• _WHAT YOU HAVE TO DO_: Look for the word "Your" in the records, and copy each line where it appears.

• _SUPPLIED RECORDS_:
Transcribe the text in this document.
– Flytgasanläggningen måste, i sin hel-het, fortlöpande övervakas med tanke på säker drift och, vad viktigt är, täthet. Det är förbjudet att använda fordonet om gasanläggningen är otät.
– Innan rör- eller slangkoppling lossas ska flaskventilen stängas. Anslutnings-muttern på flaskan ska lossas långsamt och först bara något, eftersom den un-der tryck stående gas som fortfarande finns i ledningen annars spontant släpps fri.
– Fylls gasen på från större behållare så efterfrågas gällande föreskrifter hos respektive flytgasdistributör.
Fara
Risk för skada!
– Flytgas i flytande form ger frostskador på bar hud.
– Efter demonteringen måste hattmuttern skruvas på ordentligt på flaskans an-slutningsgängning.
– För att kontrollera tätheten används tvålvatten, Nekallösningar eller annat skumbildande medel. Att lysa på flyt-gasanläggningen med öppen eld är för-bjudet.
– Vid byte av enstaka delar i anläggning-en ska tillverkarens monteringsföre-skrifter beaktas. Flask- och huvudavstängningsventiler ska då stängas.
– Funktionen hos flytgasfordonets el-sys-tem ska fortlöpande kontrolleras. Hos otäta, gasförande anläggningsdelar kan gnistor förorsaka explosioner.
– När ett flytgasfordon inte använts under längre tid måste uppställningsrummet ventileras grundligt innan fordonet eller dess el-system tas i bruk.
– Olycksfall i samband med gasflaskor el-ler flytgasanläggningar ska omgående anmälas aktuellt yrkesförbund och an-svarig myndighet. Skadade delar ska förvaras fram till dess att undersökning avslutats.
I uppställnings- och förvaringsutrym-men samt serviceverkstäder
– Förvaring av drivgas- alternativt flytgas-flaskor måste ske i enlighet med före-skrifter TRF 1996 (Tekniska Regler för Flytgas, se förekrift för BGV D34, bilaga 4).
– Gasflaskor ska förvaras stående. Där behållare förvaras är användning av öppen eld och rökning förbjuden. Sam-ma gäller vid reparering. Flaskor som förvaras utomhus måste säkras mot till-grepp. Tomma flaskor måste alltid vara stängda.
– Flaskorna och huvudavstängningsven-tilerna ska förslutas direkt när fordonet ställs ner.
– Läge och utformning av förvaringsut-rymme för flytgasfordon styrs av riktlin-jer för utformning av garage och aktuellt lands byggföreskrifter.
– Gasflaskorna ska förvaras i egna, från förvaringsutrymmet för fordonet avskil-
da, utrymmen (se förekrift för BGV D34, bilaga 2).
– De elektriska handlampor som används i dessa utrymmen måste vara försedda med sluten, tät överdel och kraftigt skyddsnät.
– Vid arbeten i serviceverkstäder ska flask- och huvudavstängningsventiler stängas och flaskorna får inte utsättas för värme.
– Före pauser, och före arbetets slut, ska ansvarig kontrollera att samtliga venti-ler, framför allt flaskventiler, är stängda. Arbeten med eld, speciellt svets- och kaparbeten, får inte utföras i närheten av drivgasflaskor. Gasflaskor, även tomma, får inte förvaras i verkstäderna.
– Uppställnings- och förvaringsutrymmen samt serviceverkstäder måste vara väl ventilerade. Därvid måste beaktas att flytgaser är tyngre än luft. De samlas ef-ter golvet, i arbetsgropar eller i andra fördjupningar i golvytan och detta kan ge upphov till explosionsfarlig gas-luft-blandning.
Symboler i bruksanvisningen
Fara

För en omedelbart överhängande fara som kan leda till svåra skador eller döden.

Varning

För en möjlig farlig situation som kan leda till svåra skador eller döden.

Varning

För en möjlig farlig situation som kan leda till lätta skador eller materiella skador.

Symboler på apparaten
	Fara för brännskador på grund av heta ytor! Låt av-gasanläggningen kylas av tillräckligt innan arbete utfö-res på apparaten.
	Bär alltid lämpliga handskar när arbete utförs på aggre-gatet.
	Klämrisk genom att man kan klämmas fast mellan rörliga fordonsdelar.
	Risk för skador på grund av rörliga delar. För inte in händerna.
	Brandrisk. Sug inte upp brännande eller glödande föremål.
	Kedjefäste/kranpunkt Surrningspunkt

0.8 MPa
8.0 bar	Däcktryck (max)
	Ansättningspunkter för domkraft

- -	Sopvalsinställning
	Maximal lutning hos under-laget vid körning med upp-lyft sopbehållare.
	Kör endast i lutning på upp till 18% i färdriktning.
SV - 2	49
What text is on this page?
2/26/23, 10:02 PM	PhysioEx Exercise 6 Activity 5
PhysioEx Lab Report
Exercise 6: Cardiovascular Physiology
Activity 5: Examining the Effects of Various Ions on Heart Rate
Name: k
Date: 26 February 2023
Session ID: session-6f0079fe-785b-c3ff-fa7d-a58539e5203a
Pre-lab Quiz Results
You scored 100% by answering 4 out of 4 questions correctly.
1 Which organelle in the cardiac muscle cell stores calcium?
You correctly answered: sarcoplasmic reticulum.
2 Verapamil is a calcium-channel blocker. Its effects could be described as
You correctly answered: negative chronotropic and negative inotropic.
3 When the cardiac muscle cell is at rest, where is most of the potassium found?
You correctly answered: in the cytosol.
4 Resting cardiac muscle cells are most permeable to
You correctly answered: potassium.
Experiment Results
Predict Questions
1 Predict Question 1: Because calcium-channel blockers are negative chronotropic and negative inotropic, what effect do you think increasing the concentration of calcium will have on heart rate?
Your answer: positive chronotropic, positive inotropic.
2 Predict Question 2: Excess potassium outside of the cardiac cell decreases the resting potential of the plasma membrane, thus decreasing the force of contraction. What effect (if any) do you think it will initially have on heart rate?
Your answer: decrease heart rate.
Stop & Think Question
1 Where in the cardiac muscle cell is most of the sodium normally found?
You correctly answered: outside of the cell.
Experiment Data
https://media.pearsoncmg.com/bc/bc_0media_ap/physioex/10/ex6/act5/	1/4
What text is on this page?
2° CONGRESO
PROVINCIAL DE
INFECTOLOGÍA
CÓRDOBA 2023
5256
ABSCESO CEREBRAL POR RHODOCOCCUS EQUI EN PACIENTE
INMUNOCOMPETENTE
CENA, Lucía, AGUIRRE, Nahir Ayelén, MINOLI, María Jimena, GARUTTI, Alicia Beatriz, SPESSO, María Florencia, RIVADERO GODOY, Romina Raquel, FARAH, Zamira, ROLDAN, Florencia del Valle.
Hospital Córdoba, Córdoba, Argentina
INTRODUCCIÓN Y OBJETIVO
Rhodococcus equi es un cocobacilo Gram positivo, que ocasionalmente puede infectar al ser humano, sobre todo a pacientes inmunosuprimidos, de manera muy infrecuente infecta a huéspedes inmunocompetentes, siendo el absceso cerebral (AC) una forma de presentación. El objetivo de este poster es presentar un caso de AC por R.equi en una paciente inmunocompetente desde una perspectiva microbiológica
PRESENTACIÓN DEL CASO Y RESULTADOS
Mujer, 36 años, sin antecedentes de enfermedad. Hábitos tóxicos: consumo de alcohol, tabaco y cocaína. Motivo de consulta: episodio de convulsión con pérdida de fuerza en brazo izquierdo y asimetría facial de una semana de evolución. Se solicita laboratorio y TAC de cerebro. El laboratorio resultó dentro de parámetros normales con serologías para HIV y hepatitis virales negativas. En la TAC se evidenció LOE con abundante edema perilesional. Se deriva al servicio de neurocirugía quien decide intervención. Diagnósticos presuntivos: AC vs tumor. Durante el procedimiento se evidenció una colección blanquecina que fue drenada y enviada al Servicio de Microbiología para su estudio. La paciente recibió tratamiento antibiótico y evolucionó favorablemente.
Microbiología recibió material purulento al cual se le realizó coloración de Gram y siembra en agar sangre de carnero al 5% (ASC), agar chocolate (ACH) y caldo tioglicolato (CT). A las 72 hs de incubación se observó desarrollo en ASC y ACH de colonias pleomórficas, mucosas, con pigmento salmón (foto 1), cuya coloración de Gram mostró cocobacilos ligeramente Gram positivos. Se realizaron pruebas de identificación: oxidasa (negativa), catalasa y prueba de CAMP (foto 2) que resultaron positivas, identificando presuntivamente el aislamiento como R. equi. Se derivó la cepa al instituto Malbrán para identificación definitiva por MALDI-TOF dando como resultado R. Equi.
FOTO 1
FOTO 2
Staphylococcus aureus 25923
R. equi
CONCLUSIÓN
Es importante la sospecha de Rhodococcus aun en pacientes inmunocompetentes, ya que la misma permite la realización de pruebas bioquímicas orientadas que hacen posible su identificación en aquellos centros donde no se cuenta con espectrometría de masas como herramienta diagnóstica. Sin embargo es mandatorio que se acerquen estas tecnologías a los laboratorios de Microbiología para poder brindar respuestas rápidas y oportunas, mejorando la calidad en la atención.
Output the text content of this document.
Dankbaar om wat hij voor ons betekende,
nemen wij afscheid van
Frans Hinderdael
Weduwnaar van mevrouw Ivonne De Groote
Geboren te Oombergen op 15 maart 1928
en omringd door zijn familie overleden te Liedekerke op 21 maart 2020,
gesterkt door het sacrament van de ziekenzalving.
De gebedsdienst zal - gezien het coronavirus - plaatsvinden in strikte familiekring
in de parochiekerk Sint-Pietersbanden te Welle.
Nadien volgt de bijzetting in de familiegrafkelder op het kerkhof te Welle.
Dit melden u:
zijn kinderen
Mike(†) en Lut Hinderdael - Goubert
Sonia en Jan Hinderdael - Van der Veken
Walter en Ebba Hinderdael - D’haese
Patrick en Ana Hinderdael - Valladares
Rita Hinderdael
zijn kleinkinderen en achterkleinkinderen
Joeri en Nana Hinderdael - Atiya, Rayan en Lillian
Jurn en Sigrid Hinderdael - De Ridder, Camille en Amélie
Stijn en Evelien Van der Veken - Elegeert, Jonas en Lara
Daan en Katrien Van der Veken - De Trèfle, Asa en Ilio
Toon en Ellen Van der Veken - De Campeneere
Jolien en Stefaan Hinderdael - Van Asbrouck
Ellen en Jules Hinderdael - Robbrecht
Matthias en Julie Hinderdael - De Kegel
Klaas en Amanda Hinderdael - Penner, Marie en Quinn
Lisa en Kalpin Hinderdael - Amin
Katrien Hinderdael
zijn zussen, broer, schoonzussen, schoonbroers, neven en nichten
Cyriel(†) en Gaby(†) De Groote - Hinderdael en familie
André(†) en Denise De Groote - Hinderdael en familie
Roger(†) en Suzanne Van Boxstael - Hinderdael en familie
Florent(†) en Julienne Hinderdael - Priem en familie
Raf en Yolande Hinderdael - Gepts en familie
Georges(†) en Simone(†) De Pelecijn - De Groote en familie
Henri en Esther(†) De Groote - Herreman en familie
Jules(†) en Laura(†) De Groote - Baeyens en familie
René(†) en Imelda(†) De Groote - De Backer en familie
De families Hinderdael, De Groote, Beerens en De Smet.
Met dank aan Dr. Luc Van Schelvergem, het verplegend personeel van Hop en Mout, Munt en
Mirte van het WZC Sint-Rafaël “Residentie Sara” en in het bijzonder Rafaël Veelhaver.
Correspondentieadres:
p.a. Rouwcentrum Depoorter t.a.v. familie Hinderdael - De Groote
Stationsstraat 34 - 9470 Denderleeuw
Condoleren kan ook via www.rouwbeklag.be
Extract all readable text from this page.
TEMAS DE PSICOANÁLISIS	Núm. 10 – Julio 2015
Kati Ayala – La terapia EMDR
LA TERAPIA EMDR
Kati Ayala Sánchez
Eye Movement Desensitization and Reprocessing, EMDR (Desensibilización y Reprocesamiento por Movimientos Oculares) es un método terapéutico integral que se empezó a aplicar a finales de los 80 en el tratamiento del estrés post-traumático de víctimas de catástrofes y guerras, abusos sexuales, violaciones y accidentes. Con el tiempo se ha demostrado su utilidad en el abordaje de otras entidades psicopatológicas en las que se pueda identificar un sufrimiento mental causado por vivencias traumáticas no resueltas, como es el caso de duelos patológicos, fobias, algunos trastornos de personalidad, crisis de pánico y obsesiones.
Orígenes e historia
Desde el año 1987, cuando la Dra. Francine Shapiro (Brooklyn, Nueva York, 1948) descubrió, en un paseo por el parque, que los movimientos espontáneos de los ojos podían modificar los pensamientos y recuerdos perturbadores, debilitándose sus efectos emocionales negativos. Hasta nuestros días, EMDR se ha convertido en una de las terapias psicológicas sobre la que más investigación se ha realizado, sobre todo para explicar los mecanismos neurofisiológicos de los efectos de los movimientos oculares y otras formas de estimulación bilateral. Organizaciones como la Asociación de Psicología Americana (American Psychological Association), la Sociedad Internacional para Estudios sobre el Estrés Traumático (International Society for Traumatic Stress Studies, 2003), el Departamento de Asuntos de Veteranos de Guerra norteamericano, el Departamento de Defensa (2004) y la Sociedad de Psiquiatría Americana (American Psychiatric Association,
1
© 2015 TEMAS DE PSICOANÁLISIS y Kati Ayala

• _ANSWER TO THE PROBLEM_:
Your answer: positive chronotropic, positive inotropic.
Your answer: decrease heart rate.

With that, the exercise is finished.